• _INPUT FOR THIS TASK_
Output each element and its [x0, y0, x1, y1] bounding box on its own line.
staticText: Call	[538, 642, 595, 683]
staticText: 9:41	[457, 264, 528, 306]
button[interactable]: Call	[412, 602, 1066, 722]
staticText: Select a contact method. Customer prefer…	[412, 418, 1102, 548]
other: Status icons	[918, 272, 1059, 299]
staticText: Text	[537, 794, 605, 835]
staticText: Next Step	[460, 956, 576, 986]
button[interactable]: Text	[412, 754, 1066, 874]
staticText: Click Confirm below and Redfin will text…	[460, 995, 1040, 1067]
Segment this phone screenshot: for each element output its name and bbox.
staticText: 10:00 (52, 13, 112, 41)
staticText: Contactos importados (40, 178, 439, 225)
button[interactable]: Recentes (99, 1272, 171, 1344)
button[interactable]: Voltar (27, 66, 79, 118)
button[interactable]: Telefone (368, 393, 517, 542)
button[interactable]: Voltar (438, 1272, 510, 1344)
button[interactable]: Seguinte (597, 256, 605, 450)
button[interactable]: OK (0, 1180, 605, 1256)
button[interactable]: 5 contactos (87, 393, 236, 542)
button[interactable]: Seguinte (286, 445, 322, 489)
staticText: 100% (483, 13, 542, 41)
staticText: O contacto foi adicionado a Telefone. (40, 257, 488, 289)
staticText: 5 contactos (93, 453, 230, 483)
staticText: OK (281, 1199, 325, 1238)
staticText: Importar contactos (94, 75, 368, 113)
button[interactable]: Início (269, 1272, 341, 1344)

• _WHAT IS BEING ASKED_
Rewrite every line of the data above as a numbered list, omitting any blank lines.

• _SOLUTION TO THIS TASK_
1. Output each element and its [x0, y0, x1, y1] bounding box on its own line.
2. staticText: Call	[538, 642, 595, 683]
3. staticText: 9:41	[457, 264, 528, 306]
4. button[interactable]: Call	[412, 602, 1066, 722]
5. staticText: Select a contact method. Customer prefer…	[412, 418, 1102, 548]
6. other: Status icons	[918, 272, 1059, 299]
7. staticText: Text	[537, 794, 605, 835]
8. staticText: Next Step	[460, 956, 576, 986]
9. button[interactable]: Text	[412, 754, 1066, 874]
10. staticText: Click Confirm below and Redfin will text…	[460, 995, 1040, 1067]
11. Segment this phone screenshot: for each element output its name and bbox.
12. staticText: 10:00 (52, 13, 112, 41)
13. staticText: Contactos importados (40, 178, 439, 225)
14. button[interactable]: Recentes (99, 1272, 171, 1344)
15. button[interactable]: Voltar (27, 66, 79, 118)
16. button[interactable]: Telefone (368, 393, 517, 542)
17. button[interactable]: Voltar (438, 1272, 510, 1344)
18. button[interactable]: Seguinte (597, 256, 605, 450)
19. button[interactable]: OK (0, 1180, 605, 1256)
20. button[interactable]: 5 contactos (87, 393, 236, 542)
21. button[interactable]: Seguinte (286, 445, 322, 489)
22. staticText: 100% (483, 13, 542, 41)
23. staticText: O contacto foi adicionado a Telefone. (40, 257, 488, 289)
24. staticText: 5 contactos (93, 453, 230, 483)
25. staticText: OK (281, 1199, 325, 1238)
26. staticText: Importar contactos (94, 75, 368, 113)
27. button[interactable]: Início (269, 1272, 341, 1344)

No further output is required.